*RECORDS PROVIDED*
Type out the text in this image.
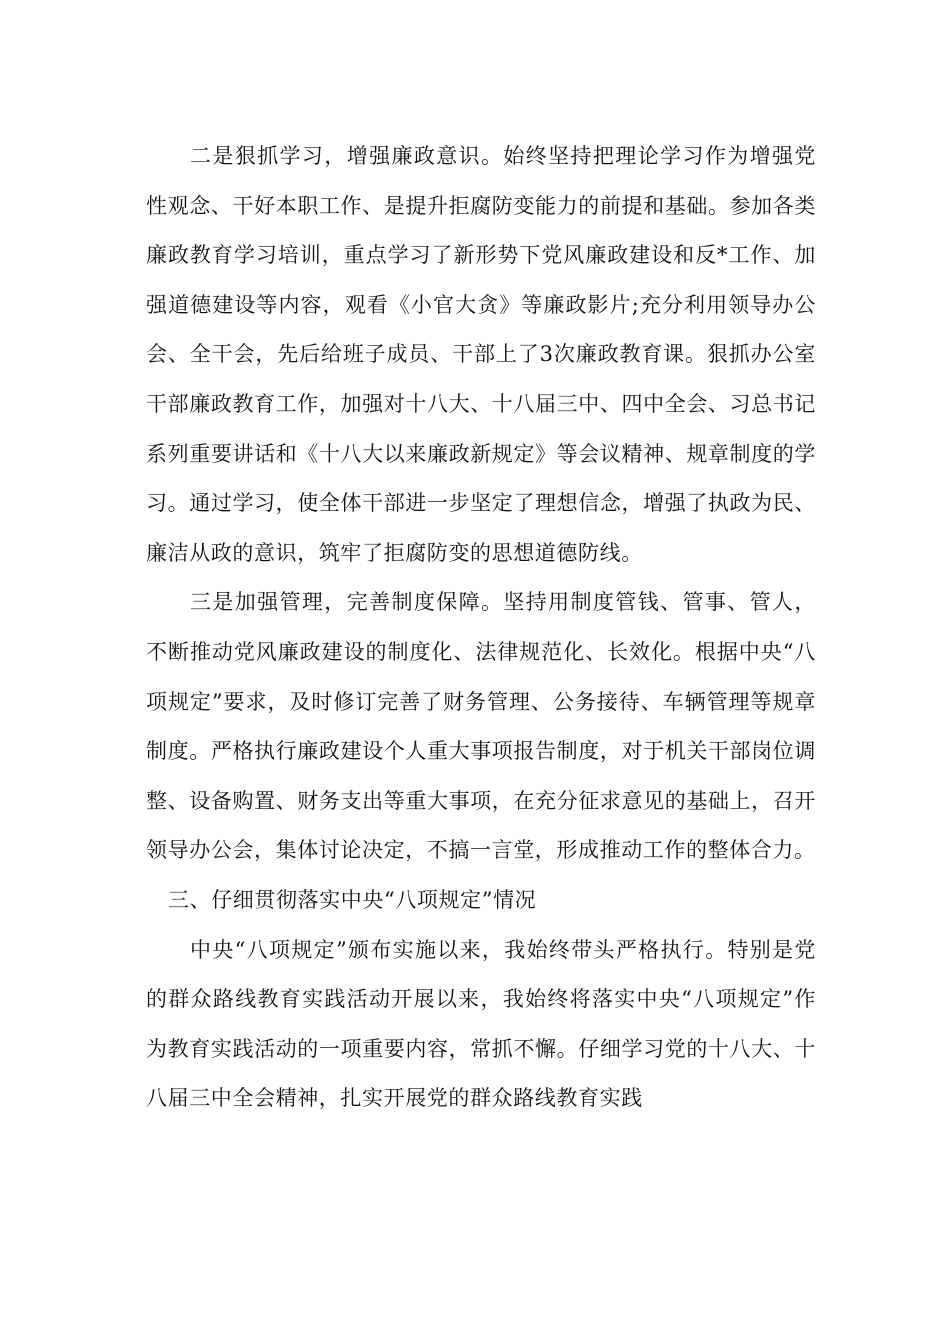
二是狠抓学习，增强廉政意识。始终坚持把理论学习作为增强党性观念、干好本职工作、是提升拒腐防变能力的前提和基础。参加各类廉政教育学习培训，重点学习了新形势下党风廉政建设和反*工作、加强道德建设等内容，观看《小官大贪》等廉政影片;充分利用领导办公会、全干会，先后给班子成员、干部上了3次廉政教育课。狠抓办公室干部廉政教育工作，加强对十八大、十八届三中、四中全会、习总书记系列重要讲话和《十八大以来廉政新规定》等会议精神、规章制度的学习。通过学习，使全体干部进一步坚定了理想信念，增强了执政为民、廉洁从政的意识，筑牢了拒腐防变的思想道德防线。

三是加强管理，完善制度保障。坚持用制度管钱、管事、管人，不断推动党风廉政建设的制度化、法律规范化、长效化。根据中央“八项规定”要求，及时修订完善了财务管理、公务接待、车辆管理等规章制度。严格执行廉政建设个人重大事项报告制度，对于机关干部岗位调整、设备购置、财务支出等重大事项，在充分征求意见的基础上，召开领导办公会，集体讨论决定，不搞一言堂，形成推动工作的整体合力。

三、仔细贯彻落实中央“八项规定”情况

中央“八项规定”颁布实施以来，我始终带头严格执行。特别是党的群众路线教育实践活动开展以来，我始终将落实中央“八项规定”作为教育实践活动的一项重要内容，常抓不懈。仔细学习党的十八大、十八届三中全会精神，扎实开展党的群众路线教育实践
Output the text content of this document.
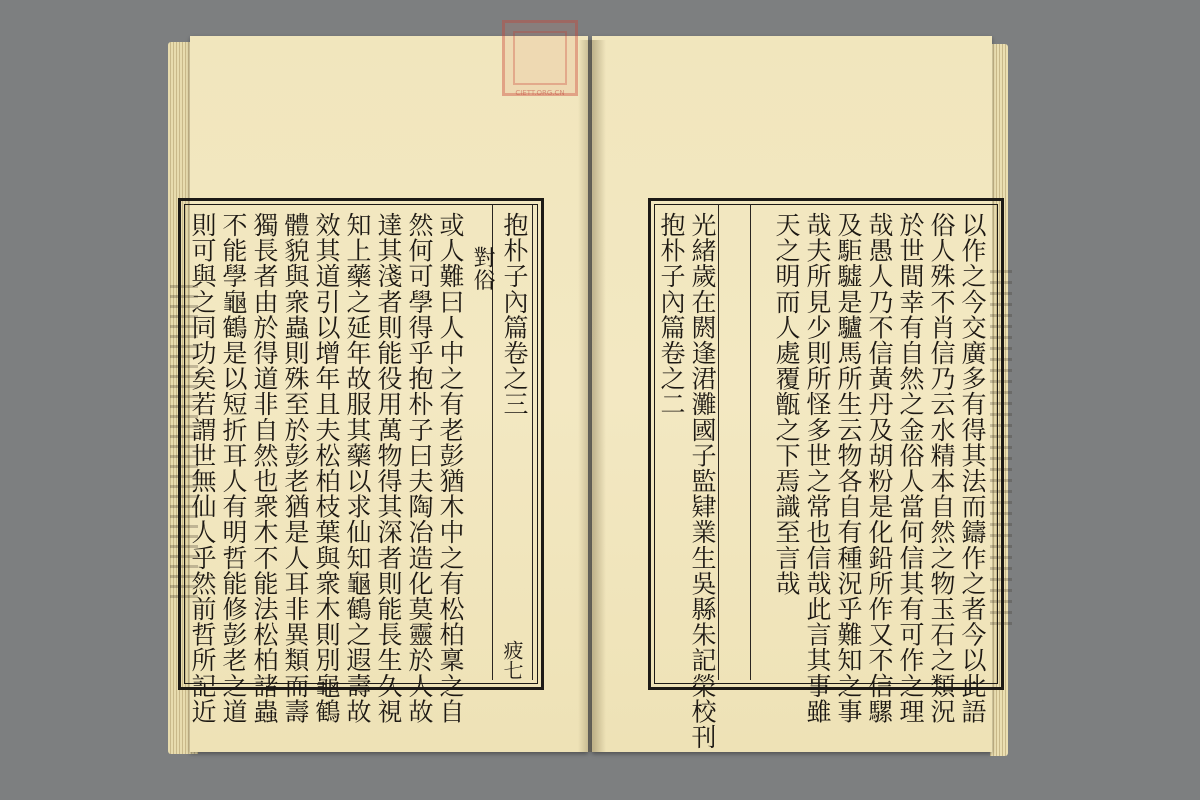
CIETT.ORG.CN
抱朴子內篇卷之三
疲七
對俗
或人難曰人中之有老彭猶木中之有松柏稟之自
然何可學得乎抱朴子曰夫陶冶造化莫靈於人故
達其淺者則能役用萬物得其深者則能長生久視
知上藥之延年故服其藥以求仙知龜鶴之遐壽故
效其道引以增年且夫松柏枝葉與衆木則別龜鶴
體貌與衆蟲則殊至於彭老猶是人耳非異類而壽
獨長者由於得道非自然也衆木不能法松柏諸蟲
不能學龜鶴是以短折耳人有明哲能修彭老之道
則可與之同功矣若謂世無仙人乎然前哲所記近	以作之今交廣多有得其法而鑄作之者今以此語
俗人殊不肖信乃云水精本自然之物玉石之類況
於世間幸有自然之金俗人當何信其有可作之理
哉愚人乃不信黃丹及胡粉是化鉛所作又不信騾
及駏驉是驢馬所生云物各自有種況乎難知之事
哉夫所見少則所怪多世之常也信哉此言其事雖
天之明而人處覆甑之下焉識至言哉
光緒歲在閼逢涒灘國子監肄業生吳縣朱記榮校刊
抱朴子內篇卷之二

*AIM*
Leave out the pictures, and please output only the lines from the line that contains "Output the text content of this document." through the end of the data, both ends included.

*COMPLETE OUTPUT*
Output the text content of this document.
CIETT.ORG.CN
抱朴子內篇卷之三
疲七
對俗
或人難曰人中之有老彭猶木中之有松柏稟之自
然何可學得乎抱朴子曰夫陶冶造化莫靈於人故
達其淺者則能役用萬物得其深者則能長生久視
知上藥之延年故服其藥以求仙知龜鶴之遐壽故
效其道引以增年且夫松柏枝葉與衆木則別龜鶴
體貌與衆蟲則殊至於彭老猶是人耳非異類而壽
獨長者由於得道非自然也衆木不能法松柏諸蟲
不能學龜鶴是以短折耳人有明哲能修彭老之道
則可與之同功矣若謂世無仙人乎然前哲所記近	以作之今交廣多有得其法而鑄作之者今以此語
俗人殊不肖信乃云水精本自然之物玉石之類況
於世間幸有自然之金俗人當何信其有可作之理
哉愚人乃不信黃丹及胡粉是化鉛所作又不信騾
及駏驉是驢馬所生云物各自有種況乎難知之事
哉夫所見少則所怪多世之常也信哉此言其事雖
天之明而人處覆甑之下焉識至言哉
光緒歲在閼逢涒灘國子監肄業生吳縣朱記榮校刊
抱朴子內篇卷之二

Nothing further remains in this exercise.